--- Task ---
Exactly as written, print each record in the listing.

Entries from a dataset
+===+

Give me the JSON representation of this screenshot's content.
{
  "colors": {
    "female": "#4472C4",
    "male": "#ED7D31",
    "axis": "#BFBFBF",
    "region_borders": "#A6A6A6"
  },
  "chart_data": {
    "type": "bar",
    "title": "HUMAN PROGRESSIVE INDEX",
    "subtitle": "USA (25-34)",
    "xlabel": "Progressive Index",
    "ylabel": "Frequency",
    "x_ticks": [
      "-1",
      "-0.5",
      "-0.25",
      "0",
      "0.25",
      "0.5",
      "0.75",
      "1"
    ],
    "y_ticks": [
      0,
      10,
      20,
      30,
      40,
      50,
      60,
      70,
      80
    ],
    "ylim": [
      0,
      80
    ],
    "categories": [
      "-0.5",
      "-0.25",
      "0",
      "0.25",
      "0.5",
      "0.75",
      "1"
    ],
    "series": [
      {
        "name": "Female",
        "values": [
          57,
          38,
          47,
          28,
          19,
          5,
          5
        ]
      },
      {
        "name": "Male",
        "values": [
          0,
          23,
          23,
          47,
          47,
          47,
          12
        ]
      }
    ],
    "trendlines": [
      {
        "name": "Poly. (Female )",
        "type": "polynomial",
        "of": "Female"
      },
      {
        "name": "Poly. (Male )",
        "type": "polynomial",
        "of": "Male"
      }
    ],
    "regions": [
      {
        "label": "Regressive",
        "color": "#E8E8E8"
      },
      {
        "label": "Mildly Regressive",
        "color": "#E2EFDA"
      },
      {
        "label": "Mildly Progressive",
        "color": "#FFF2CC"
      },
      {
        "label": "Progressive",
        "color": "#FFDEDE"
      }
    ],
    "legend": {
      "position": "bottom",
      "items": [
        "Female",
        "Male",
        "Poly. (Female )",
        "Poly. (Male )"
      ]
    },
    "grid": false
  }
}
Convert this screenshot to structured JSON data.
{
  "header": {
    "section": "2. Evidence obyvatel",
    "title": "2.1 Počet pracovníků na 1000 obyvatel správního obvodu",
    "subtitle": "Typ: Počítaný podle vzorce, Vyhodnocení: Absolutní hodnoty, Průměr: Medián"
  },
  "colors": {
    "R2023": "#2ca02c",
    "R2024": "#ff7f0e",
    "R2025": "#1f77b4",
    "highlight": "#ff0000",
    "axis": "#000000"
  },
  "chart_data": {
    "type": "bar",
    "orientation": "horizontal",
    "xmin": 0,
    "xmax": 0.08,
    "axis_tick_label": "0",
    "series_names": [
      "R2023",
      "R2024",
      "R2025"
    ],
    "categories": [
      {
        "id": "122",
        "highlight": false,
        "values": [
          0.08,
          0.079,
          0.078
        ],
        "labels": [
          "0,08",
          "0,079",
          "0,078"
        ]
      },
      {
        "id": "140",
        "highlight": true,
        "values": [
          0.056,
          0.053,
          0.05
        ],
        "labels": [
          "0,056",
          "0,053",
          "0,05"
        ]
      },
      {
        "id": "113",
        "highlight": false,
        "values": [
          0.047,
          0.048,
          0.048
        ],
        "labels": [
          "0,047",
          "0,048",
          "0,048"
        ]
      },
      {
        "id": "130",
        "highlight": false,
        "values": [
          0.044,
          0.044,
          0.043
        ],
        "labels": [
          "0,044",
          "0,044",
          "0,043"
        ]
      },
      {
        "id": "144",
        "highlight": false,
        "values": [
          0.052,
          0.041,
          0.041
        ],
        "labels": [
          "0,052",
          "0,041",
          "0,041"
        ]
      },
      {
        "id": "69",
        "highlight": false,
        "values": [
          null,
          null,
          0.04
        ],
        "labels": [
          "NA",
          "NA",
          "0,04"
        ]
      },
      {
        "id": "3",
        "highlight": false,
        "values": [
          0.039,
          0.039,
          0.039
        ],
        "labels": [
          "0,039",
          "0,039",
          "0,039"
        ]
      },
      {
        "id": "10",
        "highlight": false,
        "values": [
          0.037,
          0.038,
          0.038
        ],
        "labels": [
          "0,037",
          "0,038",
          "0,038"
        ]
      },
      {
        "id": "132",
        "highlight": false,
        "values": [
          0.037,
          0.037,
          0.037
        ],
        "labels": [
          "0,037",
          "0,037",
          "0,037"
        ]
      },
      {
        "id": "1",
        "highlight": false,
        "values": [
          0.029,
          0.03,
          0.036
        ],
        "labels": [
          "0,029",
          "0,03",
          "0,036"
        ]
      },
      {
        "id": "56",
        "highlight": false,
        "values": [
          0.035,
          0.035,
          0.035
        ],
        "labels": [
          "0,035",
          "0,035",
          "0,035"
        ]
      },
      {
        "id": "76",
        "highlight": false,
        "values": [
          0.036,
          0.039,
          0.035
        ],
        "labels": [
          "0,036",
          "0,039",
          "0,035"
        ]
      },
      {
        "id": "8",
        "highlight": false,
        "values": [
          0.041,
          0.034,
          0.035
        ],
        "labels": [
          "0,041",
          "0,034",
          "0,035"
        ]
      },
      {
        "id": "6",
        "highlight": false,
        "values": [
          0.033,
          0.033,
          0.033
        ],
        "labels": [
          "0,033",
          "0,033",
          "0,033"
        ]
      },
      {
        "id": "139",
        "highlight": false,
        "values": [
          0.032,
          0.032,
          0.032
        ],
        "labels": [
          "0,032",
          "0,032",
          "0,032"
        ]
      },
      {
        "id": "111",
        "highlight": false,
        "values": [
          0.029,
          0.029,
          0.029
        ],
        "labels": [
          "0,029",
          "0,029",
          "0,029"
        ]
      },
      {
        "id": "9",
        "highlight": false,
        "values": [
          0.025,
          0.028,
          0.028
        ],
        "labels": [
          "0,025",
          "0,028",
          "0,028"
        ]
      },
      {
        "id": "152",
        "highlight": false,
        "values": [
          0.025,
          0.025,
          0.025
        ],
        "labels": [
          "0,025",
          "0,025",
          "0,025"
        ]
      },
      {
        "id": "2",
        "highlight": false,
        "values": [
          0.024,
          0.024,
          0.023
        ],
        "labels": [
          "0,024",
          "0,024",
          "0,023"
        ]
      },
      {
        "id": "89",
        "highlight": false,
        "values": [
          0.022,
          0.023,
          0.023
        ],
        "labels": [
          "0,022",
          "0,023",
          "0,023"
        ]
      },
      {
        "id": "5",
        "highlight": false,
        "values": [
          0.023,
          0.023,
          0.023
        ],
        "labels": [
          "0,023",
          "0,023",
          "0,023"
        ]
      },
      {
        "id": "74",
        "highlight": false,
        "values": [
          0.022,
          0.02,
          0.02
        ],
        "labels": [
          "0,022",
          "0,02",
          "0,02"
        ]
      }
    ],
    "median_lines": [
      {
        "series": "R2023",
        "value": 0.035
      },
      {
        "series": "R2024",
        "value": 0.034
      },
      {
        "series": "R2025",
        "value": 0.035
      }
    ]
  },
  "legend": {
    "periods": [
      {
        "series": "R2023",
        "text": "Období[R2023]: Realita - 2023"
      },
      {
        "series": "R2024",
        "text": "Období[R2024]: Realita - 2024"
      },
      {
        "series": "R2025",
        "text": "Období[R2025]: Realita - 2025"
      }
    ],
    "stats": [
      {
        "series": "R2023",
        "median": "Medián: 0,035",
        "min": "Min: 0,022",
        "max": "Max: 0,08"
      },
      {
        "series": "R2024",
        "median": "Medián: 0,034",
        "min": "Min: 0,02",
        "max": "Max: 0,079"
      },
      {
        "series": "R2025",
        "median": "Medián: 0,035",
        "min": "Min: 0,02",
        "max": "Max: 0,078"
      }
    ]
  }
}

+===+

--- Problem solution ---
Give me the JSON representation of this screenshot's content.
{
  "colors": {
    "female": "#4472C4",
    "male": "#ED7D31",
    "axis": "#BFBFBF",
    "region_borders": "#A6A6A6"
  },
  "chart_data": {
    "type": "bar",
    "title": "HUMAN PROGRESSIVE INDEX",
    "subtitle": "USA (25-34)",
    "xlabel": "Progressive Index",
    "ylabel": "Frequency",
    "x_ticks": [
      "-1",
      "-0.5",
      "-0.25",
      "0",
      "0.25",
      "0.5",
      "0.75",
      "1"
    ],
    "y_ticks": [
      0,
      10,
      20,
      30,
      40,
      50,
      60,
      70,
      80
    ],
    "ylim": [
      0,
      80
    ],
    "categories": [
      "-0.5",
      "-0.25",
      "0",
      "0.25",
      "0.5",
      "0.75",
      "1"
    ],
    "series": [
      {
        "name": "Female",
        "values": [
          57,
          38,
          47,
          28,
          19,
          5,
          5
        ]
      },
      {
        "name": "Male",
        "values": [
          0,
          23,
          23,
          47,
          47,
          47,
          12
        ]
      }
    ],
    "trendlines": [
      {
        "name": "Poly. (Female )",
        "type": "polynomial",
        "of": "Female"
      },
      {
        "name": "Poly. (Male )",
        "type": "polynomial",
        "of": "Male"
      }
    ],
    "regions": [
      {
        "label": "Regressive",
        "color": "#E8E8E8"
      },
      {
        "label": "Mildly Regressive",
        "color": "#E2EFDA"
      },
      {
        "label": "Mildly Progressive",
        "color": "#FFF2CC"
      },
      {
        "label": "Progressive",
        "color": "#FFDEDE"
      }
    ],
    "legend": {
      "position": "bottom",
      "items": [
        "Female",
        "Male",
        "Poly. (Female )",
        "Poly. (Male )"
      ]
    },
    "grid": false
  }
}
Convert this screenshot to structured JSON data.
{
  "header": {
    "section": "2. Evidence obyvatel",
    "title": "2.1 Počet pracovníků na 1000 obyvatel správního obvodu",
    "subtitle": "Typ: Počítaný podle vzorce, Vyhodnocení: Absolutní hodnoty, Průměr: Medián"
  },
  "colors": {
    "R2023": "#2ca02c",
    "R2024": "#ff7f0e",
    "R2025": "#1f77b4",
    "highlight": "#ff0000",
    "axis": "#000000"
  },
  "chart_data": {
    "type": "bar",
    "orientation": "horizontal",
    "xmin": 0,
    "xmax": 0.08,
    "axis_tick_label": "0",
    "series_names": [
      "R2023",
      "R2024",
      "R2025"
    ],
    "categories": [
      {
        "id": "122",
        "highlight": false,
        "values": [
          0.08,
          0.079,
          0.078
        ],
        "labels": [
          "0,08",
          "0,079",
          "0,078"
        ]
      },
      {
        "id": "140",
        "highlight": true,
        "values": [
          0.056,
          0.053,
          0.05
        ],
        "labels": [
          "0,056",
          "0,053",
          "0,05"
        ]
      },
      {
        "id": "113",
        "highlight": false,
        "values": [
          0.047,
          0.048,
          0.048
        ],
        "labels": [
          "0,047",
          "0,048",
          "0,048"
        ]
      },
      {
        "id": "130",
        "highlight": false,
        "values": [
          0.044,
          0.044,
          0.043
        ],
        "labels": [
          "0,044",
          "0,044",
          "0,043"
        ]
      },
      {
        "id": "144",
        "highlight": false,
        "values": [
          0.052,
          0.041,
          0.041
        ],
        "labels": [
          "0,052",
          "0,041",
          "0,041"
        ]
      },
      {
        "id": "69",
        "highlight": false,
        "values": [
          null,
          null,
          0.04
        ],
        "labels": [
          "NA",
          "NA",
          "0,04"
        ]
      },
      {
        "id": "3",
        "highlight": false,
        "values": [
          0.039,
          0.039,
          0.039
        ],
        "labels": [
          "0,039",
          "0,039",
          "0,039"
        ]
      },
      {
        "id": "10",
        "highlight": false,
        "values": [
          0.037,
          0.038,
          0.038
        ],
        "labels": [
          "0,037",
          "0,038",
          "0,038"
        ]
      },
      {
        "id": "132",
        "highlight": false,
        "values": [
          0.037,
          0.037,
          0.037
        ],
        "labels": [
          "0,037",
          "0,037",
          "0,037"
        ]
      },
      {
        "id": "1",
        "highlight": false,
        "values": [
          0.029,
          0.03,
          0.036
        ],
        "labels": [
          "0,029",
          "0,03",
          "0,036"
        ]
      },
      {
        "id": "56",
        "highlight": false,
        "values": [
          0.035,
          0.035,
          0.035
        ],
        "labels": [
          "0,035",
          "0,035",
          "0,035"
        ]
      },
      {
        "id": "76",
        "highlight": false,
        "values": [
          0.036,
          0.039,
          0.035
        ],
        "labels": [
          "0,036",
          "0,039",
          "0,035"
        ]
      },
      {
        "id": "8",
        "highlight": false,
        "values": [
          0.041,
          0.034,
          0.035
        ],
        "labels": [
          "0,041",
          "0,034",
          "0,035"
        ]
      },
      {
        "id": "6",
        "highlight": false,
        "values": [
          0.033,
          0.033,
          0.033
        ],
        "labels": [
          "0,033",
          "0,033",
          "0,033"
        ]
      },
      {
        "id": "139",
        "highlight": false,
        "values": [
          0.032,
          0.032,
          0.032
        ],
        "labels": [
          "0,032",
          "0,032",
          "0,032"
        ]
      },
      {
        "id": "111",
        "highlight": false,
        "values": [
          0.029,
          0.029,
          0.029
        ],
        "labels": [
          "0,029",
          "0,029",
          "0,029"
        ]
      },
      {
        "id": "9",
        "highlight": false,
        "values": [
          0.025,
          0.028,
          0.028
        ],
        "labels": [
          "0,025",
          "0,028",
          "0,028"
        ]
      },
      {
        "id": "152",
        "highlight": false,
        "values": [
          0.025,
          0.025,
          0.025
        ],
        "labels": [
          "0,025",
          "0,025",
          "0,025"
        ]
      },
      {
        "id": "2",
        "highlight": false,
        "values": [
          0.024,
          0.024,
          0.023
        ],
        "labels": [
          "0,024",
          "0,024",
          "0,023"
        ]
      },
      {
        "id": "89",
        "highlight": false,
        "values": [
          0.022,
          0.023,
          0.023
        ],
        "labels": [
          "0,022",
          "0,023",
          "0,023"
        ]
      },
      {
        "id": "5",
        "highlight": false,
        "values": [
          0.023,
          0.023,
          0.023
        ],
        "labels": [
          "0,023",
          "0,023",
          "0,023"
        ]
      },
      {
        "id": "74",
        "highlight": false,
        "values": [
          0.022,
          0.02,
          0.02
        ],
        "labels": [
          "0,022",
          "0,02",
          "0,02"
        ]
      }
    ],
    "median_lines": [
      {
        "series": "R2023",
        "value": 0.035
      },
      {
        "series": "R2024",
        "value": 0.034
      },
      {
        "series": "R2025",
        "value": 0.035
      }
    ]
  },
  "legend": {
    "periods": [
      {
        "series": "R2023",
        "text": "Období[R2023]: Realita - 2023"
      },
      {
        "series": "R2024",
        "text": "Období[R2024]: Realita - 2024"
      },
      {
        "series": "R2025",
        "text": "Období[R2025]: Realita - 2025"
      }
    ],
    "stats": [
      {
        "series": "R2023",
        "median": "Medián: 0,035",
        "min": "Min: 0,022",
        "max": "Max: 0,08"
      },
      {
        "series": "R2024",
        "median": "Medián: 0,034",
        "min": "Min: 0,02",
        "max": "Max: 0,079"
      },
      {
        "series": "R2025",
        "median": "Medián: 0,035",
        "min": "Min: 0,02",
        "max": "Max: 0,078"
      }
    ]
  }
}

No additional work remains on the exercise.